The request:
Turn the listing lines below, from the line containing "battalion: 12 ( TN" through the line containing "paragraph-line: day to", into a JSON list of strings with one string per line and no blank lines.

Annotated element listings

====

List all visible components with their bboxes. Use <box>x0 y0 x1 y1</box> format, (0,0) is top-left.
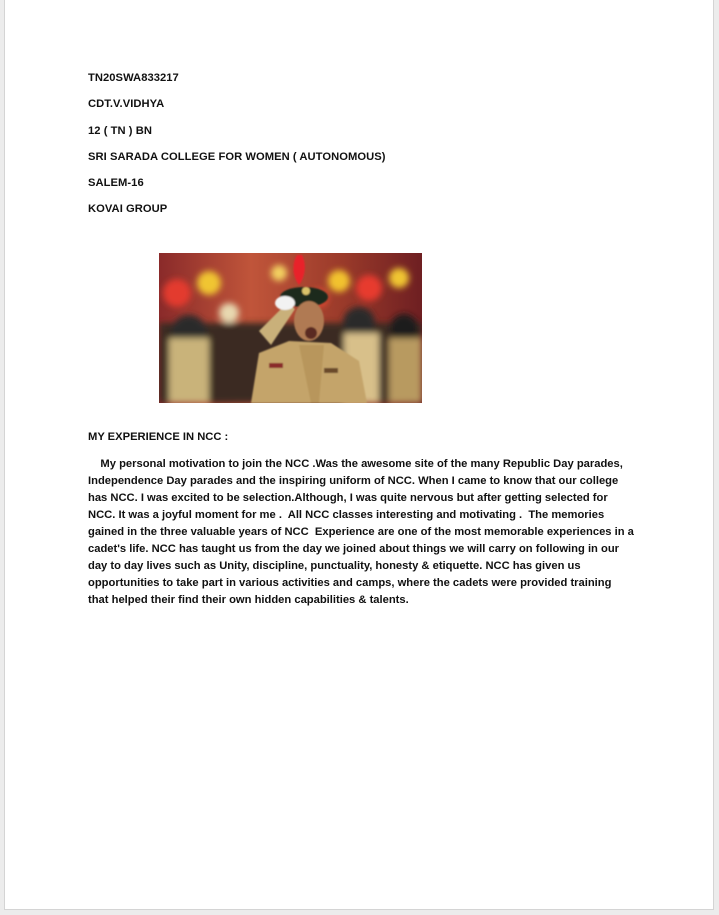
battalion: 12 ( TN ) BN <box>88 125 152 137</box>
group-name: KOVAI GROUP <box>88 203 168 215</box>
paragraph-line: NCC. It was a joyful moment for me . All NCC classes interesting and motivating . The memories <box>88 509 605 521</box>
paragraph-line: My personal motivation to join the NCC .Was the awesome site of the many Republic Day parades, <box>88 458 623 470</box>
college-city: SALEM-16 <box>88 177 144 189</box>
cadet-name: CDT.V.VIDHYA <box>88 98 165 110</box>
section-heading: MY EXPERIENCE IN NCC : <box>88 431 229 443</box>
paragraph-line: cadet's life. NCC has taught us from the day we joined about things we will carry on following in our <box>88 543 620 555</box>
paragraph-line: opportunities to take part in various activities and camps, where the cadets were provided training <box>88 577 612 589</box>
paragraph-line: Independence Day parades and the inspiring uniform of NCC. When I came to know that our college <box>88 475 619 487</box>
paragraph-line: day to day lives such as Unity, discipline, punctuality, honesty & etiquette. NCC has given us <box>88 560 581 572</box>
paragraph-line: gained in the three valuable years of NCC Experience are one of the most memorable experiences in a <box>88 526 634 538</box>
paragraph-line: has NCC. I was excited to be selection.Although, I was quite nervous but after getting selected for <box>88 492 608 504</box>
saluting-cadet-photo <box>159 253 422 403</box>
cadet-number: TN20SWA833217 <box>88 72 179 84</box>
document-page <box>4 0 714 910</box>
paragraph-line: that helped their find their own hidden capabilities & talents. <box>88 594 409 606</box>
college-name: SRI SARADA COLLEGE FOR WOMEN ( AUTONOMOUS) <box>88 151 386 163</box>
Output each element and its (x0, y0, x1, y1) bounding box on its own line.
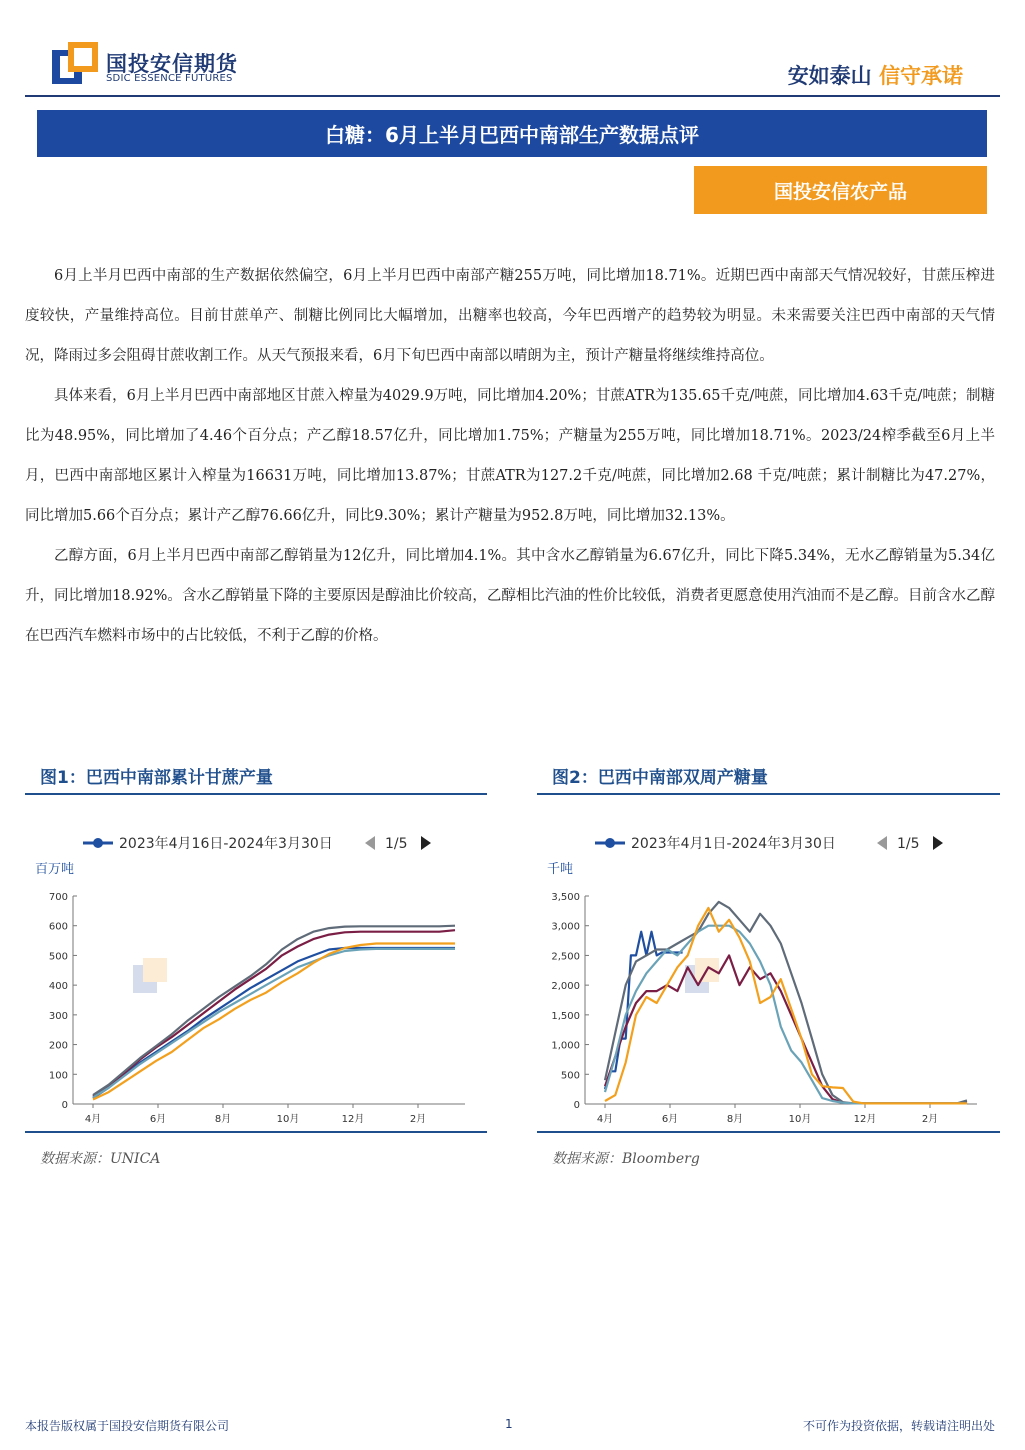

====

Finished answer:
[
  "battalion: 12 ( TN ) BN <box>88 125 152 137</box>",
  "group-name: KOVAI GROUP <box>88 203 168 215</box>",
  "paragraph-line: NCC. It was a joyful moment for me . All NCC classes interesting and motivating . The memories <box>88 509 605 521</box>",
  "paragraph-line: My personal motivation to join the NCC .Was the awesome site of the many Republic Day parades, <box>88 458 623 470</box>",
  "college-city: SALEM-16 <box>88 177 144 189</box>",
  "cadet-name: CDT.V.VIDHYA <box>88 98 165 110</box>",
  "section-heading: MY EXPERIENCE IN NCC : <box>88 431 229 443</box>",
  "paragraph-line: cadet's life. NCC has taught us from the day we joined about things we will carry on following in our <box>88 543 620 555</box>",
  "paragraph-line: opportunities to take part in various activities and camps, where the cadets were provided training <box>88 577 612 589</box>",
  "paragraph-line: Independence Day parades and the inspiring uniform of NCC. When I came to know that our college <box>88 475 619 487</box>",
  "paragraph-line: day to day lives such as Unity, discipline, punctuality, honesty & etiquette. NCC has given us <box>88 560 581 572</box>"
]